### WHAT TO WORK ON
From the data below, copy each line that includes the word "dass".

### SOURCE DATA
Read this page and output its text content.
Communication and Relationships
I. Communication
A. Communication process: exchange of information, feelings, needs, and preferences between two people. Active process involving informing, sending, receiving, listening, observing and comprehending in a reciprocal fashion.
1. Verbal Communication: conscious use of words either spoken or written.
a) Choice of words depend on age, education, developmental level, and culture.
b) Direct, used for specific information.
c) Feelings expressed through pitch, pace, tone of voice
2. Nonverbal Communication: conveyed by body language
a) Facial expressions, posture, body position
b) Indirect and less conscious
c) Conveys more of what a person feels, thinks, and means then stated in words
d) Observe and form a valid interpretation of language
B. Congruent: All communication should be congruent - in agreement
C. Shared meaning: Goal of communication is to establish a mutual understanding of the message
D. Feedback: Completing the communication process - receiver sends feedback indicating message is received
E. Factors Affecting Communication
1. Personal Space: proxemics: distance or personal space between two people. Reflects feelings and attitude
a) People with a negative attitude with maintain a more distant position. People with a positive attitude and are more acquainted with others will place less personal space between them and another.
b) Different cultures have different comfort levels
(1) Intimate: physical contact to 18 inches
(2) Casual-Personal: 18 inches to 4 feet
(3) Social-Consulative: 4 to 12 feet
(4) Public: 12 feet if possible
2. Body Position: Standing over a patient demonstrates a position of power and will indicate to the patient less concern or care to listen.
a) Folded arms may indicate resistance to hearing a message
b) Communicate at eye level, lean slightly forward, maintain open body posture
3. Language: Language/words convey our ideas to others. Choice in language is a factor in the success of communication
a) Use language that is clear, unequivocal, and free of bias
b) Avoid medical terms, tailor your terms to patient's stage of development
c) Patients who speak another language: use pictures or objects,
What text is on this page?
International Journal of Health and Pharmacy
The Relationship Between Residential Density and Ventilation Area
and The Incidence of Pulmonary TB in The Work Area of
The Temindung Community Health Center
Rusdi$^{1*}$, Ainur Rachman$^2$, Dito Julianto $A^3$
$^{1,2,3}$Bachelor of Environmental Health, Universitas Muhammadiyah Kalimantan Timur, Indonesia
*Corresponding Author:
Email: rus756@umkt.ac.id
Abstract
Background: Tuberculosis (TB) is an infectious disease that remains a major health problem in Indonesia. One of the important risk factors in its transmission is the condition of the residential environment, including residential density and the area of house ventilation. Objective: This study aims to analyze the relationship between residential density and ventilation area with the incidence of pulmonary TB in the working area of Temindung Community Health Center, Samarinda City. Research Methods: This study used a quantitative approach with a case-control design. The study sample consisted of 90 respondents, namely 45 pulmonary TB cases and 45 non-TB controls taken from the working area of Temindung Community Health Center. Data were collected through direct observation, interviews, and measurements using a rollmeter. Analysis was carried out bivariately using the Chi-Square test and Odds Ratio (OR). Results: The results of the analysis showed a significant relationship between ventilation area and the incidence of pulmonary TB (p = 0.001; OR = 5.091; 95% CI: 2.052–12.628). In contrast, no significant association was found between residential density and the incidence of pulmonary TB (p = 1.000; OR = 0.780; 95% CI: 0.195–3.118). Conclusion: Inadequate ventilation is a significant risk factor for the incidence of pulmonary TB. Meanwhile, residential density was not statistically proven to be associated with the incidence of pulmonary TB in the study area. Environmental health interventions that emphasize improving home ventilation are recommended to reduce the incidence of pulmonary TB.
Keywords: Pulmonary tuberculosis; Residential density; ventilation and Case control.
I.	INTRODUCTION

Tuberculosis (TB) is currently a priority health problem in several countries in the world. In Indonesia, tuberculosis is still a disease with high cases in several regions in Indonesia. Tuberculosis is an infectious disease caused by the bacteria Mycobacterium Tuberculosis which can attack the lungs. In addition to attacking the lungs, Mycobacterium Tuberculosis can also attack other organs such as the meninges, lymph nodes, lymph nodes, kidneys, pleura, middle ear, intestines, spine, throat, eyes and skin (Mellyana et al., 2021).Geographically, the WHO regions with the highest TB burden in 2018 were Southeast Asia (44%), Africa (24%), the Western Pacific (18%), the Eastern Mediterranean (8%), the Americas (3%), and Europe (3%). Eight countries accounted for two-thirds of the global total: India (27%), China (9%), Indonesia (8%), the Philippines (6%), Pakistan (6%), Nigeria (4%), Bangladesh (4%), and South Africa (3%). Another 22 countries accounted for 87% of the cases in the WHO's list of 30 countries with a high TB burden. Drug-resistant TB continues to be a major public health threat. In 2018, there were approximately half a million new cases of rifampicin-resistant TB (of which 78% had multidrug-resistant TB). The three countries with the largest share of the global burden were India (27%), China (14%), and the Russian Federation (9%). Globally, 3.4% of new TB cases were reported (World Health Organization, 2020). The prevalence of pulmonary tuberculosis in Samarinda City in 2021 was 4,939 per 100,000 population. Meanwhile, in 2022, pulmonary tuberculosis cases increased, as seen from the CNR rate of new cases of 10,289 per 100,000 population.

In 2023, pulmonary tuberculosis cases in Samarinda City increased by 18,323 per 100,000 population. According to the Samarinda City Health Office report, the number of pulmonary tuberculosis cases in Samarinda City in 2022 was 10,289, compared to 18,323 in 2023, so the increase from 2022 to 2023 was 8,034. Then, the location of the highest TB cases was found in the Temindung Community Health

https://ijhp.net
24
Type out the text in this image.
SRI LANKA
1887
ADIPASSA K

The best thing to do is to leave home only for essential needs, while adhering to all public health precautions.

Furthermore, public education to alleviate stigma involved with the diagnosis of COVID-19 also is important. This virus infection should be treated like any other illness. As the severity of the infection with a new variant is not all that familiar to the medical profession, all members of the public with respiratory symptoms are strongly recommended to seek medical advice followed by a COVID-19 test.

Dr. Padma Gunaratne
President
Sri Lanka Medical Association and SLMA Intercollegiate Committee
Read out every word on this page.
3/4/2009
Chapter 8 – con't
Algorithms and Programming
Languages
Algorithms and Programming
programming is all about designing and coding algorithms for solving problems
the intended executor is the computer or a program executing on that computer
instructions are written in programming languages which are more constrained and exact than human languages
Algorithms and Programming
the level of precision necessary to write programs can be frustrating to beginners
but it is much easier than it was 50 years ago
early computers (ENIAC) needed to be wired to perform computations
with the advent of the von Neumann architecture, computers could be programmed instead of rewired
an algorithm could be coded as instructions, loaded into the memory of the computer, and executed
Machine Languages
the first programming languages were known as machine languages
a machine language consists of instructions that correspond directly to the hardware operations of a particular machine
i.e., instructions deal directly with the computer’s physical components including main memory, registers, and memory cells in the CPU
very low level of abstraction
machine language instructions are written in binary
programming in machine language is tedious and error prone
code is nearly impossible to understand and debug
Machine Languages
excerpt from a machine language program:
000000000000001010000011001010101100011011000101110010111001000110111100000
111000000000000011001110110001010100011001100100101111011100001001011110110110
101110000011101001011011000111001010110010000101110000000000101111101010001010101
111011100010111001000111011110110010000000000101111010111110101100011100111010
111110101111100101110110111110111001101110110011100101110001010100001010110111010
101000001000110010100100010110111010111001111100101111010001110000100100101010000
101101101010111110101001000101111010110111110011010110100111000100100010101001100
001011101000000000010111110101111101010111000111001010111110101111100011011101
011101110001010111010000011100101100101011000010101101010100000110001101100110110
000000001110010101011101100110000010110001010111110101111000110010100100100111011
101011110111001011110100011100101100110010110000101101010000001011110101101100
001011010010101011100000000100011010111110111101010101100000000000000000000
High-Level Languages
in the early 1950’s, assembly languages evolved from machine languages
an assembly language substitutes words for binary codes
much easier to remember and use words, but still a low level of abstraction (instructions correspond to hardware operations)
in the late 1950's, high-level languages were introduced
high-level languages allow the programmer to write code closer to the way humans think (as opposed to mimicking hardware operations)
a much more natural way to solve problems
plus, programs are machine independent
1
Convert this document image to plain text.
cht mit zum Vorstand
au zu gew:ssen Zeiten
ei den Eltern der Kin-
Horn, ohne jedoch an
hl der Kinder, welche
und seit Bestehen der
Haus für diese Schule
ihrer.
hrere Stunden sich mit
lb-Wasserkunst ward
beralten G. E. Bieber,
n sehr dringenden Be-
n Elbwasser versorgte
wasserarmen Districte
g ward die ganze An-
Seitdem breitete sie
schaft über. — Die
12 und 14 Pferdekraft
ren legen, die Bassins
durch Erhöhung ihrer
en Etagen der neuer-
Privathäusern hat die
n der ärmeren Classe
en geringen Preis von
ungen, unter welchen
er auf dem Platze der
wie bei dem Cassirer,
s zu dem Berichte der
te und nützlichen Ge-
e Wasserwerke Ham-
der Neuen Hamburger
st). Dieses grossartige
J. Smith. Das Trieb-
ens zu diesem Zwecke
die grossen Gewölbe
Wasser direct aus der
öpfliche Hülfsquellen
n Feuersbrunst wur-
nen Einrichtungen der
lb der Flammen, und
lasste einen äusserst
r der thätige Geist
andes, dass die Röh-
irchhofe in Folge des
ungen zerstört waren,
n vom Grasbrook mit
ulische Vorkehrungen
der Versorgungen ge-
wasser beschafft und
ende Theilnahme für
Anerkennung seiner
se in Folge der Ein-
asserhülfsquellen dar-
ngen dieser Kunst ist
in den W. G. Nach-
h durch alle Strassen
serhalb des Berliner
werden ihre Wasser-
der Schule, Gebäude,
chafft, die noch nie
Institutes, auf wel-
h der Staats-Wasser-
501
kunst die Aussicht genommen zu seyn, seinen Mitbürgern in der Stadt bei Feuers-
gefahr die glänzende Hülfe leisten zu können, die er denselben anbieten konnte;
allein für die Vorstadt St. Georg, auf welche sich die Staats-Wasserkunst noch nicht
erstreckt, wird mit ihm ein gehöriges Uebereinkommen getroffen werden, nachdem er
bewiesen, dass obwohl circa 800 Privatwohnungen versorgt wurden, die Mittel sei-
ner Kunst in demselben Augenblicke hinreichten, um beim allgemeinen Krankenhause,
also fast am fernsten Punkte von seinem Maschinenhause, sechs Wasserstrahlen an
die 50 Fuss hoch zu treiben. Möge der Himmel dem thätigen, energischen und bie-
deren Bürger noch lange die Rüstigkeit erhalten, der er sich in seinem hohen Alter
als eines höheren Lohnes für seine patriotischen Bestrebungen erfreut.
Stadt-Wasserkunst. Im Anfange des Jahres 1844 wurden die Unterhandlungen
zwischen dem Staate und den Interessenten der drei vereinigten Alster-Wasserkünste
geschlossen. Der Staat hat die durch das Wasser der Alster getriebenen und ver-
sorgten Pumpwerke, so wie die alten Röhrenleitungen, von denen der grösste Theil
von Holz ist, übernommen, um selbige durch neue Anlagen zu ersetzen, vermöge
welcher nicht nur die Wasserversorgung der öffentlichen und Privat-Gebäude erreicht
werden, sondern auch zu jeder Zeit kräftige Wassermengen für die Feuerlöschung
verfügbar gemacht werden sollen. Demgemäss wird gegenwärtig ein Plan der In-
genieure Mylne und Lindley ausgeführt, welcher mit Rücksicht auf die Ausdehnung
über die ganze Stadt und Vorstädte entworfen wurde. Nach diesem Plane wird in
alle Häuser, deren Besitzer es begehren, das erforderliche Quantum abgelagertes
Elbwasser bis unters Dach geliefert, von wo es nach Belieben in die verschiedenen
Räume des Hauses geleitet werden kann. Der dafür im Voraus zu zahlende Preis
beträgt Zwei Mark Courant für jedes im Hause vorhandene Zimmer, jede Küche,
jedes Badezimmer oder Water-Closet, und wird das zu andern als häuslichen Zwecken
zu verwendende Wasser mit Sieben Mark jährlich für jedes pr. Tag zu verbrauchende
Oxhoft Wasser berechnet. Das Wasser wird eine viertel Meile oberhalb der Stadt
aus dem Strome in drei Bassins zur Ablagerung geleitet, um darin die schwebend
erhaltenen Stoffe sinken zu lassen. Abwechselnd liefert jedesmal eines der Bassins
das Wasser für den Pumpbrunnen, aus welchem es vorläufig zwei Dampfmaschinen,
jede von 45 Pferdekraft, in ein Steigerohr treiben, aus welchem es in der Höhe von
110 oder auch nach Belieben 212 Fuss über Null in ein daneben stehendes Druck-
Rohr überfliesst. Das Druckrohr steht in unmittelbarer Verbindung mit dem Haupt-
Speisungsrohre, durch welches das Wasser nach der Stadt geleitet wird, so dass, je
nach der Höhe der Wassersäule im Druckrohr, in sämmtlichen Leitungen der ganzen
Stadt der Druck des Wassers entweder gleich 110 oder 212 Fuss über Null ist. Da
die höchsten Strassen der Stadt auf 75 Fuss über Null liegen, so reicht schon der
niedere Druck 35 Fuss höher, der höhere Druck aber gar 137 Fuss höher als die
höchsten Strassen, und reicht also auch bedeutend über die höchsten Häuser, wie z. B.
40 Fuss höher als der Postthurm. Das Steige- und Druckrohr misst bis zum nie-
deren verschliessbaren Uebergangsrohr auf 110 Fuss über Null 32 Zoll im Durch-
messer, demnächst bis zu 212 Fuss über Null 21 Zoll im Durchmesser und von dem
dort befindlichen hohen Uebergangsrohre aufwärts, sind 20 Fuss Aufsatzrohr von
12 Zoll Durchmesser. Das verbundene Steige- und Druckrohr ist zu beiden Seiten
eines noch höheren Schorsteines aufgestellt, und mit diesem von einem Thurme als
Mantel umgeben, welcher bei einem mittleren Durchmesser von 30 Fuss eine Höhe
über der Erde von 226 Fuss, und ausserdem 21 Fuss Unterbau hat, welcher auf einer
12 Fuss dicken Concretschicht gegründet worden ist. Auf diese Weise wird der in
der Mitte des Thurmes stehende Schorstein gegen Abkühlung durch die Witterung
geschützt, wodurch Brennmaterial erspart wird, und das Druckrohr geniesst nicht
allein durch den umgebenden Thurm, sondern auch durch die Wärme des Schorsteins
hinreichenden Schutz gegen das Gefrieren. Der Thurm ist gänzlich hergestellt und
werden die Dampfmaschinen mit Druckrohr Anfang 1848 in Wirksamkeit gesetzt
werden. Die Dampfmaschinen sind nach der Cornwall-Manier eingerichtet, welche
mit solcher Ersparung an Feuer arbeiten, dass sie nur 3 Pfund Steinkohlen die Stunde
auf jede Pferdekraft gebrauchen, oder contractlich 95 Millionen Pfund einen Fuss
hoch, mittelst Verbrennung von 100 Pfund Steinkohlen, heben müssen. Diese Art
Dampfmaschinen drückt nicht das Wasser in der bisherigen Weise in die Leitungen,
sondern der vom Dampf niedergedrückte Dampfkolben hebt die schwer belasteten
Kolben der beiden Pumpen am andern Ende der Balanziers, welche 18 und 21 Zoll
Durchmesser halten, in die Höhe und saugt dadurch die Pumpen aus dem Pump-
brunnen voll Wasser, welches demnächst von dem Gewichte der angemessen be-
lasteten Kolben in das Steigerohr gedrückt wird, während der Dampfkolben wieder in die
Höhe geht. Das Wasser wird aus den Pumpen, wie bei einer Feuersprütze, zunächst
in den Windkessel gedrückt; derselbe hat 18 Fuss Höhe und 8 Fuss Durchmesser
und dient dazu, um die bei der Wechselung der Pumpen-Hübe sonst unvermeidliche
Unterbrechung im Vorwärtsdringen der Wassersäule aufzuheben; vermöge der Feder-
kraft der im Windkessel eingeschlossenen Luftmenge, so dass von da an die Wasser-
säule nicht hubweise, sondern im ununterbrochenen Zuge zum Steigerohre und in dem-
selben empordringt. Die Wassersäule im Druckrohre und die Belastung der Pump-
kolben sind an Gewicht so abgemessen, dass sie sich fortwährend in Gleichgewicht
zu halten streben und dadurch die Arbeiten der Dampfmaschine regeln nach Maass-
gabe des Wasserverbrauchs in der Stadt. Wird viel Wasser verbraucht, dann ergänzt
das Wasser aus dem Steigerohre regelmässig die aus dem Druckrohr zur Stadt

### EXERCISE SOLUTION
andes, dass die Röh-
bewiesen, dass obwohl circa 800 Privatwohnungen versorgt wurden, die Mittel sei-
Speisungsrohre, durch welches das Wasser nach der Stadt geleitet wird, so dass, je
mit solcher Ersparung an Feuer arbeiten, dass sie nur 3 Pfund Steinkohlen die Stunde
kraft der im Windkessel eingeschlossenen Luftmenge, so dass von da an die Wasser-
kolben sind an Gewicht so abgemessen, dass sie sich fortwährend in Gleichgewicht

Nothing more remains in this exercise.